◆ INSTRUCTION: Pull out each line of the data that includes the word "caused".

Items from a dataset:
------------------------------

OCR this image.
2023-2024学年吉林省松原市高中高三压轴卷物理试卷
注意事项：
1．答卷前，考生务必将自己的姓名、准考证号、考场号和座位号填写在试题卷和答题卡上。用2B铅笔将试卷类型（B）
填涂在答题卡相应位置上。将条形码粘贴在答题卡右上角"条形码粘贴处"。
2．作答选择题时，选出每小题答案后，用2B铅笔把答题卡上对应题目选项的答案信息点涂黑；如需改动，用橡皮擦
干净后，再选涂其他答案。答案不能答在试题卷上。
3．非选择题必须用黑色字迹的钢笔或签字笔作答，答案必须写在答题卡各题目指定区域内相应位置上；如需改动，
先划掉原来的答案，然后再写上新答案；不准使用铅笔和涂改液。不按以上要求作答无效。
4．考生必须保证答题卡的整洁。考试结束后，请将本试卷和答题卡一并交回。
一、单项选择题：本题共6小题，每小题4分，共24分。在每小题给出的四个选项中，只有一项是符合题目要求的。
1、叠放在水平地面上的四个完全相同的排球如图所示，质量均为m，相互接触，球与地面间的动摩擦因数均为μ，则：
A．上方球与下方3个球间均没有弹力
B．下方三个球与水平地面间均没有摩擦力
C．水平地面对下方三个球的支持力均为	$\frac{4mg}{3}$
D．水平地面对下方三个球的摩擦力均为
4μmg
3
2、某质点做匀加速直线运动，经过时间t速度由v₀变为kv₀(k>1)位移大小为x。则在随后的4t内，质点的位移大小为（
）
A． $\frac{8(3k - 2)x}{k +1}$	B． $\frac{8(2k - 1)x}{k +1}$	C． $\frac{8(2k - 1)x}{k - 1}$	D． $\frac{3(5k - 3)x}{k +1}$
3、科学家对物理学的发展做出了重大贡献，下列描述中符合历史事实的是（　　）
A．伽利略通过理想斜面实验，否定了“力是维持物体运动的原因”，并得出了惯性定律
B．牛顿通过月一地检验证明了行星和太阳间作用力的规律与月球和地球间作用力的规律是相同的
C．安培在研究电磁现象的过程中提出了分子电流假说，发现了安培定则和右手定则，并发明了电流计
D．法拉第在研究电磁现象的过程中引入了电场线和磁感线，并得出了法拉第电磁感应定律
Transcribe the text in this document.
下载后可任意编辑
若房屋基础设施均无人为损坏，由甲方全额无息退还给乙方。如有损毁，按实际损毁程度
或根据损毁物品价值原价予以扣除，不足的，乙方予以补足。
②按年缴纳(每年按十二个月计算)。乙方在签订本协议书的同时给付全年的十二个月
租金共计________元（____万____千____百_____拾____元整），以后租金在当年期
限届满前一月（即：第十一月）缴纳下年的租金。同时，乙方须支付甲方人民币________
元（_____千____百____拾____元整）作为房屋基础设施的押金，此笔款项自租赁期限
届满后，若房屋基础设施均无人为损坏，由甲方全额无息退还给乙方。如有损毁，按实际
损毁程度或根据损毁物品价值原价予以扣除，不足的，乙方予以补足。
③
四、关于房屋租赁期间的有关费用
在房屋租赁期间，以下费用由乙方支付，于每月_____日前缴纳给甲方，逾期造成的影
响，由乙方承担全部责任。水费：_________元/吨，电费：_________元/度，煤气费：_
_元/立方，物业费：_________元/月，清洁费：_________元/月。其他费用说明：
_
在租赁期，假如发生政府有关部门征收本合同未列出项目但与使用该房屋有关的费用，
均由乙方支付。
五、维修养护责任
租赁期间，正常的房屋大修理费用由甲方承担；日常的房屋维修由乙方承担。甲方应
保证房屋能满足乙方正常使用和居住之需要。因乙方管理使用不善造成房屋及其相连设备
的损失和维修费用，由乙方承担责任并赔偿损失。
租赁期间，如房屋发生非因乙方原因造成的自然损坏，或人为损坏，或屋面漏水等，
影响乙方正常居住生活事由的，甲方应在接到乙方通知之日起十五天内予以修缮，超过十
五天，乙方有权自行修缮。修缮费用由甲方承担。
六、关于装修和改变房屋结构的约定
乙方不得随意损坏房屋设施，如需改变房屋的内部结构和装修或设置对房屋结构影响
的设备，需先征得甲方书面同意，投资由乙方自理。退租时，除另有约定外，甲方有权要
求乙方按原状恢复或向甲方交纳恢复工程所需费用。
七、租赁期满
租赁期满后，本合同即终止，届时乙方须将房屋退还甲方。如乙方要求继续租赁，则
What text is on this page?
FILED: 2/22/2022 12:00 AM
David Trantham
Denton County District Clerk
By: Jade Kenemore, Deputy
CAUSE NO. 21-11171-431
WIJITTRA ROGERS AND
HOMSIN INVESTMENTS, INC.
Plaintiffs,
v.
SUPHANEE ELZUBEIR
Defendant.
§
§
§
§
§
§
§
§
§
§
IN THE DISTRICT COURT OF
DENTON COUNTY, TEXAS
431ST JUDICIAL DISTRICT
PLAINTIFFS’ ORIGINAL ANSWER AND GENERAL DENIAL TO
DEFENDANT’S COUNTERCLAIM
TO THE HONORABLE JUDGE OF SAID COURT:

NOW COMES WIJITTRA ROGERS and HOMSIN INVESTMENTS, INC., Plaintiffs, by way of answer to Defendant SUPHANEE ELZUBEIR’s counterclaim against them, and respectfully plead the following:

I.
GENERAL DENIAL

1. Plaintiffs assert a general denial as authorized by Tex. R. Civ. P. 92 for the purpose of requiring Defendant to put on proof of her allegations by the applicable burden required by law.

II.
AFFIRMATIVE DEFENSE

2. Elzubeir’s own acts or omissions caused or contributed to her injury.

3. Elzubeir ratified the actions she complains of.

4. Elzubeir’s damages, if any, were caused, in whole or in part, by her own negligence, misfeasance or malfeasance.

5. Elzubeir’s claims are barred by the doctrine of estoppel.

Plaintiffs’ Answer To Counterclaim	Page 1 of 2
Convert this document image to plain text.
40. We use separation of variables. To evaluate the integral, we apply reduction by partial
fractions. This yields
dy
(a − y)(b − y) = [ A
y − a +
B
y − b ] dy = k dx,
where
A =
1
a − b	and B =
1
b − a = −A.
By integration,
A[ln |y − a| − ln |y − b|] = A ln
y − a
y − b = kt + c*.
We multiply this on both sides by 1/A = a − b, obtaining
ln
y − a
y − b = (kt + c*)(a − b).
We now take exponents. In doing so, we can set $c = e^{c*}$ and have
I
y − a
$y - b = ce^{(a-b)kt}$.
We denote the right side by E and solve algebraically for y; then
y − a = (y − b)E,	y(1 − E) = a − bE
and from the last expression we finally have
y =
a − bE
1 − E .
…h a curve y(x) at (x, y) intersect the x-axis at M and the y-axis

------------------------------

◆ EXPECTED ANSWER:
2. Elzubeir’s own acts or omissions caused or contributed to her injury.
4. Elzubeir’s damages, if any, were caused, in whole or in part, by her own negligence, misfeasance or malfeasance.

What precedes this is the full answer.